Select the lines of the records containing the word "loofah" and list them.

----- Working data -----

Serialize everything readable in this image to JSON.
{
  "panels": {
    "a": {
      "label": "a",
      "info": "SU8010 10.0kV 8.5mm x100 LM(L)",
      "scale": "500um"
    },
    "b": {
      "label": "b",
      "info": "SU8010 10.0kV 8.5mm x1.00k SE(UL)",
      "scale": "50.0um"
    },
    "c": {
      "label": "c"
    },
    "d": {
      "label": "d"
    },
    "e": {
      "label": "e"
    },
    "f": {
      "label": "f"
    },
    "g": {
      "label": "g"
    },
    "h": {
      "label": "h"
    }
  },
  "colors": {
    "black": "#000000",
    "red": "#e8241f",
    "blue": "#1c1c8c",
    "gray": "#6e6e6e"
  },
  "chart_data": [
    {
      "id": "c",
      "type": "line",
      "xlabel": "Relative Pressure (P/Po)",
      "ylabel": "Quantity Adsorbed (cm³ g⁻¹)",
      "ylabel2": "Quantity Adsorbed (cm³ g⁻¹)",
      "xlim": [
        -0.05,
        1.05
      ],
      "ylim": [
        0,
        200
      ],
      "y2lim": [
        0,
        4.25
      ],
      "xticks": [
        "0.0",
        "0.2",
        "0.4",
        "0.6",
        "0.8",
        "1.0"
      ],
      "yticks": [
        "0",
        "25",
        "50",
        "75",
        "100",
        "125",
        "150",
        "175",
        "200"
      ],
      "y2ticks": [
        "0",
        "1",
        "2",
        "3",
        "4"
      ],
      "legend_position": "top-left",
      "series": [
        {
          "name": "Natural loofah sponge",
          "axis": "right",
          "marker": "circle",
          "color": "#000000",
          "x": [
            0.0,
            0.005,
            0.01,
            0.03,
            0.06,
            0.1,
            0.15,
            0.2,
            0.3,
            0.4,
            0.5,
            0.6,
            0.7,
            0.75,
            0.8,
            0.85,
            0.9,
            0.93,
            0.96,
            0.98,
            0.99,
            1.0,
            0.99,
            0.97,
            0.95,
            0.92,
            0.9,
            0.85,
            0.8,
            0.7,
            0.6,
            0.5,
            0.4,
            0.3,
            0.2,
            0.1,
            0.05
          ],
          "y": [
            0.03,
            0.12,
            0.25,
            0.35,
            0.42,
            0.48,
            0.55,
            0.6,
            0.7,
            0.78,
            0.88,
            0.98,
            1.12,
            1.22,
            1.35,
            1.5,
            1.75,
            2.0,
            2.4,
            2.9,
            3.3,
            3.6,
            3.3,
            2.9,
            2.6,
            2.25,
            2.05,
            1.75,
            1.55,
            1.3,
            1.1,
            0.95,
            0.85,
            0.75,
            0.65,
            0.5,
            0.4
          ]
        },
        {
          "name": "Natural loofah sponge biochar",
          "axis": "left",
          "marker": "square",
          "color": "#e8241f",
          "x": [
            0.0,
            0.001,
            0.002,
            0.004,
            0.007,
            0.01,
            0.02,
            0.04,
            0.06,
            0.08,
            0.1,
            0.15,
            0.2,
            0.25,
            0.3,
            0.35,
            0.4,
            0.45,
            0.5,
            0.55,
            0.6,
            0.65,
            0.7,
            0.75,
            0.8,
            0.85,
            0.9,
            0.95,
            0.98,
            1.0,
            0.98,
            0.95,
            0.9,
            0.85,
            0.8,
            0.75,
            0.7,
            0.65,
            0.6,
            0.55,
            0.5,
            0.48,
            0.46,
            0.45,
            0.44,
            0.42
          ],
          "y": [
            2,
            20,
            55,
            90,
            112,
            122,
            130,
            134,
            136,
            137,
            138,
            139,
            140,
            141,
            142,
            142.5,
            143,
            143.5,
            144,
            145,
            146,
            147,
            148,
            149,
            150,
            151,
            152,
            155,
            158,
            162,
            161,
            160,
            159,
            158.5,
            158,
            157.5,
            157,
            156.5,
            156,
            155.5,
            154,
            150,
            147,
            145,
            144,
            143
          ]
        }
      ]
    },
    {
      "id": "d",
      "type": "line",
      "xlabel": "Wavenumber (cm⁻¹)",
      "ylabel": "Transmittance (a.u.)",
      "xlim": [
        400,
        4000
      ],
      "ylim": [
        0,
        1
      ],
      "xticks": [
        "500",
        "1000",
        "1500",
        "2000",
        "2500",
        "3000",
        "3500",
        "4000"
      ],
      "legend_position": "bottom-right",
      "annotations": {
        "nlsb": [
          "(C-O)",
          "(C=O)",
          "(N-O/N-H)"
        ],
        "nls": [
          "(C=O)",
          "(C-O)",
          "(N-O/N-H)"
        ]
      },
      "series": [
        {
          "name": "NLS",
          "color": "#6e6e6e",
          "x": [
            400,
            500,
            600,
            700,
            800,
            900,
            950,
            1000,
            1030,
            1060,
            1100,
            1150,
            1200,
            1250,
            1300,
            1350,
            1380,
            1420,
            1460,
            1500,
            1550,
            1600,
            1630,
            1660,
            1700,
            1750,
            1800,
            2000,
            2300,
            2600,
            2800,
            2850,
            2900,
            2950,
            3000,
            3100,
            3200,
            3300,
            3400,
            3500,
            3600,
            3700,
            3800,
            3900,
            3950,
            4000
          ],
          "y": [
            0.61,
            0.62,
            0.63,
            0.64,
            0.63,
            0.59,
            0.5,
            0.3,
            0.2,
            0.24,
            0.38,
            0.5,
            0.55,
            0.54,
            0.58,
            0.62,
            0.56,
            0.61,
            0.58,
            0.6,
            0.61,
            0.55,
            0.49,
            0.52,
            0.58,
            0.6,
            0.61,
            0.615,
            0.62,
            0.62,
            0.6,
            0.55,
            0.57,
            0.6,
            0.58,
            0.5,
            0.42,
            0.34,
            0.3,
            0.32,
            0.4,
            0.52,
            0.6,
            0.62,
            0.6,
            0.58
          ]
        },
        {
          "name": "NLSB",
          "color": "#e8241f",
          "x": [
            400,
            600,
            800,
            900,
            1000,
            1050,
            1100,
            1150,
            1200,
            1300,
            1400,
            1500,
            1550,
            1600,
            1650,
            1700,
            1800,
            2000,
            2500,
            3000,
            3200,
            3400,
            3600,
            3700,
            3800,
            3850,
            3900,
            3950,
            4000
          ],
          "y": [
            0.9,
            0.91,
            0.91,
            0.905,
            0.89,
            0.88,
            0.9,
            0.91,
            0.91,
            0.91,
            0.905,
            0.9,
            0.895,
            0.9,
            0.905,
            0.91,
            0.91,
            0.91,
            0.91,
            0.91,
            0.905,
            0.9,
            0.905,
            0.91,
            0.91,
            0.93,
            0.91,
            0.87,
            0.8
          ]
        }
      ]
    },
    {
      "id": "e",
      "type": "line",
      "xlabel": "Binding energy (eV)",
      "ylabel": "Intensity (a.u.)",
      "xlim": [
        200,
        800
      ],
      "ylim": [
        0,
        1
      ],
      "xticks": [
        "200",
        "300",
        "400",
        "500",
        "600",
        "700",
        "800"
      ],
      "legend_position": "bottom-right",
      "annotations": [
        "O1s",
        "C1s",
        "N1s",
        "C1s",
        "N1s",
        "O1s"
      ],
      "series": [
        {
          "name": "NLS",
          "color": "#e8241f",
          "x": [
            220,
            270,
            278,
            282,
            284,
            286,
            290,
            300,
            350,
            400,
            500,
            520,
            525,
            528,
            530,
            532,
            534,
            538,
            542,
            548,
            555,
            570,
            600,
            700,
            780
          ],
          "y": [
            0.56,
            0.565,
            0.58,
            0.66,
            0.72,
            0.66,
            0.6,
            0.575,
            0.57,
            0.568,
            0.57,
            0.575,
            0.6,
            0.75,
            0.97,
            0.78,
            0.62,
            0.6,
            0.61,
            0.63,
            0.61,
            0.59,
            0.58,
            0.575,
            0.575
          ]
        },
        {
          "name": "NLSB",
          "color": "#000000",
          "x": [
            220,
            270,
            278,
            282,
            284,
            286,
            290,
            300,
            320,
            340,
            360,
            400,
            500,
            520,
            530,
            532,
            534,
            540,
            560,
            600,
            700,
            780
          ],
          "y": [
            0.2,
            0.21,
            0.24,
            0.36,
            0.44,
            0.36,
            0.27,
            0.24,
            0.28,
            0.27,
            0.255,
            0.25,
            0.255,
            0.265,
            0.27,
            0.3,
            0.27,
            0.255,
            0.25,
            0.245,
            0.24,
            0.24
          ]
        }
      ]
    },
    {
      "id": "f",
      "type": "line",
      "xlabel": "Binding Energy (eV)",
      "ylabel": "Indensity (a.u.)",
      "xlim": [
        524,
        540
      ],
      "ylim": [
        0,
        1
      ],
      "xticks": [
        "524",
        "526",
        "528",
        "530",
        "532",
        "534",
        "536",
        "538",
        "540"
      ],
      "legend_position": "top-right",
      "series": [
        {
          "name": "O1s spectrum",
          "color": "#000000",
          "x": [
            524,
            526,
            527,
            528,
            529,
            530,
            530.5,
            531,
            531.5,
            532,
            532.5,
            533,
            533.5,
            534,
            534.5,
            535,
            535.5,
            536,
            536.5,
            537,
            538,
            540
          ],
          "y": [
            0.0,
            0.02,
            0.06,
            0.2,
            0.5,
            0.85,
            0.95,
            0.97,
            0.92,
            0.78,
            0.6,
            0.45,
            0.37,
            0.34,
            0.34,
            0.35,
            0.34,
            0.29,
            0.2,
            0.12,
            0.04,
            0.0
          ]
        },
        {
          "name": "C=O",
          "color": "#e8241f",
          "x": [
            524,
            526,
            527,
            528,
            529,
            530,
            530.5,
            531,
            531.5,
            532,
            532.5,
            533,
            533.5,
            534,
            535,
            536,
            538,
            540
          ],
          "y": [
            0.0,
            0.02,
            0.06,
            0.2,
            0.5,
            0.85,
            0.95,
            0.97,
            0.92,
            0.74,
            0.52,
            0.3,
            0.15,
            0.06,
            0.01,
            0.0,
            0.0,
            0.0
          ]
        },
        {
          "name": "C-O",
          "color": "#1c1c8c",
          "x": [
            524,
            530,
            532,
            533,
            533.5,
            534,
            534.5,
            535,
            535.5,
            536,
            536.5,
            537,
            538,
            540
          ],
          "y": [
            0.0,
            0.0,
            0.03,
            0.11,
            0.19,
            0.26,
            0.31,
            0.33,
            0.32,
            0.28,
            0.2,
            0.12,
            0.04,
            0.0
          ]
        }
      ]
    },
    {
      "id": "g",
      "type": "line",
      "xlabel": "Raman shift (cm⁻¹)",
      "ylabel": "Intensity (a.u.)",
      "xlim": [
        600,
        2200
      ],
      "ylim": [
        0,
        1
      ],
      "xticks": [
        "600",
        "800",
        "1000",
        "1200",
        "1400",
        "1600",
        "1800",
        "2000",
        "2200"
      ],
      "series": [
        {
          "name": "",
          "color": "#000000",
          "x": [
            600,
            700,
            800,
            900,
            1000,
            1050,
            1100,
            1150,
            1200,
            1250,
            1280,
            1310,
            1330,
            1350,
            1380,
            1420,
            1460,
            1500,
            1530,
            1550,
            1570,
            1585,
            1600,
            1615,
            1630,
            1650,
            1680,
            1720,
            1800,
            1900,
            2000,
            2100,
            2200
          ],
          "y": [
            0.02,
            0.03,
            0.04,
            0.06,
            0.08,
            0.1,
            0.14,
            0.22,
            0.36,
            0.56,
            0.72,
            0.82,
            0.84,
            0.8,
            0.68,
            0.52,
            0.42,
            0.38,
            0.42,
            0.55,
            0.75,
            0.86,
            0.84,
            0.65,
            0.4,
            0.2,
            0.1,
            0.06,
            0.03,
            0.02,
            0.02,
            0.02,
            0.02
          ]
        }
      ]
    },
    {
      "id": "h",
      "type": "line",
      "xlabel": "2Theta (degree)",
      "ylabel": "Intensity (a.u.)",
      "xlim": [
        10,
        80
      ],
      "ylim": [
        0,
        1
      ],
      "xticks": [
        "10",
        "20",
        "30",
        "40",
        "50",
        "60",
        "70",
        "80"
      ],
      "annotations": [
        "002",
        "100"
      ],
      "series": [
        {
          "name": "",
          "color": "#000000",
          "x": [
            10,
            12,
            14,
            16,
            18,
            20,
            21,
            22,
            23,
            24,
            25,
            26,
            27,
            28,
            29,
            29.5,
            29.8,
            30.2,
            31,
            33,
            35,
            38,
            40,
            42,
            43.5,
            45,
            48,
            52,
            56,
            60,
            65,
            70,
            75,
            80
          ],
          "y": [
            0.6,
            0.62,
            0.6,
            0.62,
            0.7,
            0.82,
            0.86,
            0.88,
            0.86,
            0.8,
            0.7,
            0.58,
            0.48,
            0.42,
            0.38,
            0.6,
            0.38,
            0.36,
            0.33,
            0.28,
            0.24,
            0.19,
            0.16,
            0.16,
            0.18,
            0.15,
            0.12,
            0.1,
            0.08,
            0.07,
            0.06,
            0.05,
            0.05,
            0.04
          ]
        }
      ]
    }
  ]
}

-----

• _Full output_:
          "name": "Natural loofah sponge",
          "name": "Natural loofah sponge biochar",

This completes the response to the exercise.